THE EXERCISE: Copy each line of the entries that contains the word "anos".

EXERCISE MATERIAL:
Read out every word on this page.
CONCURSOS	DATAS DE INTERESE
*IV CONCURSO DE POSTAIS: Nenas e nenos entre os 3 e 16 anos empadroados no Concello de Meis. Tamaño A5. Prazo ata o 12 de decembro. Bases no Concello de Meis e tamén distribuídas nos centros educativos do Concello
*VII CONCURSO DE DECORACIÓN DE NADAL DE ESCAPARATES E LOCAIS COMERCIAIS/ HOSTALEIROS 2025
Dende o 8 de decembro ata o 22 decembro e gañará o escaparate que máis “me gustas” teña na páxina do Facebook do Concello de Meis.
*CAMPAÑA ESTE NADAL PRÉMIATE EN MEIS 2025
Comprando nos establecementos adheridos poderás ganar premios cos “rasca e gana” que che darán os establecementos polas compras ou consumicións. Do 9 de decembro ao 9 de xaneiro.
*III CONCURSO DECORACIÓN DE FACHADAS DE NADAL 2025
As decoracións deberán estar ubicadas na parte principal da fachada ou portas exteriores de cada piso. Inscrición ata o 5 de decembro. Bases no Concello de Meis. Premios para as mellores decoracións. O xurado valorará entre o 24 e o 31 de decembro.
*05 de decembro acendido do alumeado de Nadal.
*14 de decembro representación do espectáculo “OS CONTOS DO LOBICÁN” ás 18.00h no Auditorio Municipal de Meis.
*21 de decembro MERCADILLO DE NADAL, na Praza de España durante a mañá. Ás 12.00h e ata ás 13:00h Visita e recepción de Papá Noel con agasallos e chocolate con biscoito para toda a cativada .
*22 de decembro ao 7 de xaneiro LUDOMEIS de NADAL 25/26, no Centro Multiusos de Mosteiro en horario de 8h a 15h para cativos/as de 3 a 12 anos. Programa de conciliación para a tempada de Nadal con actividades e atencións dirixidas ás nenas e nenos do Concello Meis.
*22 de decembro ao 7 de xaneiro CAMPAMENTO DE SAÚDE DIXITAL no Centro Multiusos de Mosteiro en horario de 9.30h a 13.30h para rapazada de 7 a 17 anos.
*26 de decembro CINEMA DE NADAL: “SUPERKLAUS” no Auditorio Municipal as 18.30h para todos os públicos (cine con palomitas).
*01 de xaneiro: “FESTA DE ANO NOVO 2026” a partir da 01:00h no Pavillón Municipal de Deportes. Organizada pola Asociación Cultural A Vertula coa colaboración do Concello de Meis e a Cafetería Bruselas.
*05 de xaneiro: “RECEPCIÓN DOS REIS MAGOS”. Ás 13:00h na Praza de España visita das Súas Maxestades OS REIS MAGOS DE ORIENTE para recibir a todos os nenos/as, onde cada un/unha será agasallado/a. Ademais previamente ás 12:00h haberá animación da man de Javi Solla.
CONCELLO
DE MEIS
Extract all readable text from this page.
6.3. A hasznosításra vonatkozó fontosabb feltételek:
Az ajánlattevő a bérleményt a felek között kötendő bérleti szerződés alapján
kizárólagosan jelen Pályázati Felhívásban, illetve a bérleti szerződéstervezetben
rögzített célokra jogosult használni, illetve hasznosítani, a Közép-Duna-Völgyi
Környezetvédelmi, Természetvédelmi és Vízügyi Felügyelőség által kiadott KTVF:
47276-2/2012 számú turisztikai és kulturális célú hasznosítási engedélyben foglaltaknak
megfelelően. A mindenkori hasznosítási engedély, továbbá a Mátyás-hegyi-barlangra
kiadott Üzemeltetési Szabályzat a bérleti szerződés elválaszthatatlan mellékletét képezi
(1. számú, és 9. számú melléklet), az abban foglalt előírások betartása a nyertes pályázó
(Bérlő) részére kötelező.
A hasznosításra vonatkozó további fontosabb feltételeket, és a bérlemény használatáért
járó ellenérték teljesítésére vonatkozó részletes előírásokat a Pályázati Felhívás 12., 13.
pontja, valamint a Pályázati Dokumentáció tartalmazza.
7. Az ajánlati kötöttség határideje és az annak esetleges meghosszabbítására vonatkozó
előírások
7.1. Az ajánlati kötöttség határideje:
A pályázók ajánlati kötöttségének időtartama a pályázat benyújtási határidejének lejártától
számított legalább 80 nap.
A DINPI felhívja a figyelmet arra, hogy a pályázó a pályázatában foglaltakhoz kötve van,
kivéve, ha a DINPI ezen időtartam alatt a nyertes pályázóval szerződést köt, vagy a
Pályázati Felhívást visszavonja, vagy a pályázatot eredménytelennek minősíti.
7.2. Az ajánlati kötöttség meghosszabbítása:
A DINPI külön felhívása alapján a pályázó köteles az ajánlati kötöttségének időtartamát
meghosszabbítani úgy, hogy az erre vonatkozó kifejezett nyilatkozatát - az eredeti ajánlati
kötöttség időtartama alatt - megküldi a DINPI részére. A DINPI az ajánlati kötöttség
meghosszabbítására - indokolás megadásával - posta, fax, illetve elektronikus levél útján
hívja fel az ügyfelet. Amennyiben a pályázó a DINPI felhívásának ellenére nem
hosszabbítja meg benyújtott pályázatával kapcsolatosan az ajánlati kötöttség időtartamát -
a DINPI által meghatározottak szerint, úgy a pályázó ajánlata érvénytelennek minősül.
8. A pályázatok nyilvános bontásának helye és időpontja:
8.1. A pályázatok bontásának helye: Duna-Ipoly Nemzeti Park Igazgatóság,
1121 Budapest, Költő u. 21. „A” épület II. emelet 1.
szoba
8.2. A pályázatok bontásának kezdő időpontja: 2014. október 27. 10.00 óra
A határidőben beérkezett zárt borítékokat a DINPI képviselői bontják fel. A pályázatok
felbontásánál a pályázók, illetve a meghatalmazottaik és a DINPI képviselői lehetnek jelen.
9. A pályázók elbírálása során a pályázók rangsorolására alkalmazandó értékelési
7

TASK RESULT:
*IV CONCURSO DE POSTAIS: Nenas e nenos entre os 3 e 16 anos empadroados no Concello de Meis. Tamaño A5. Prazo ata o 12 de decembro. Bases no Concello de Meis e tamén distribuídas nos centros educativos do Concello
*22 de decembro ao 7 de xaneiro LUDOMEIS de NADAL 25/26, no Centro Multiusos de Mosteiro en horario de 8h a 15h para cativos/as de 3 a 12 anos. Programa de conciliación para a tempada de Nadal con actividades e atencións dirixidas ás nenas e nenos do Concello Meis.
*22 de decembro ao 7 de xaneiro CAMPAMENTO DE SAÚDE DIXITAL no Centro Multiusos de Mosteiro en horario de 9.30h a 13.30h para rapazada de 7 a 17 anos.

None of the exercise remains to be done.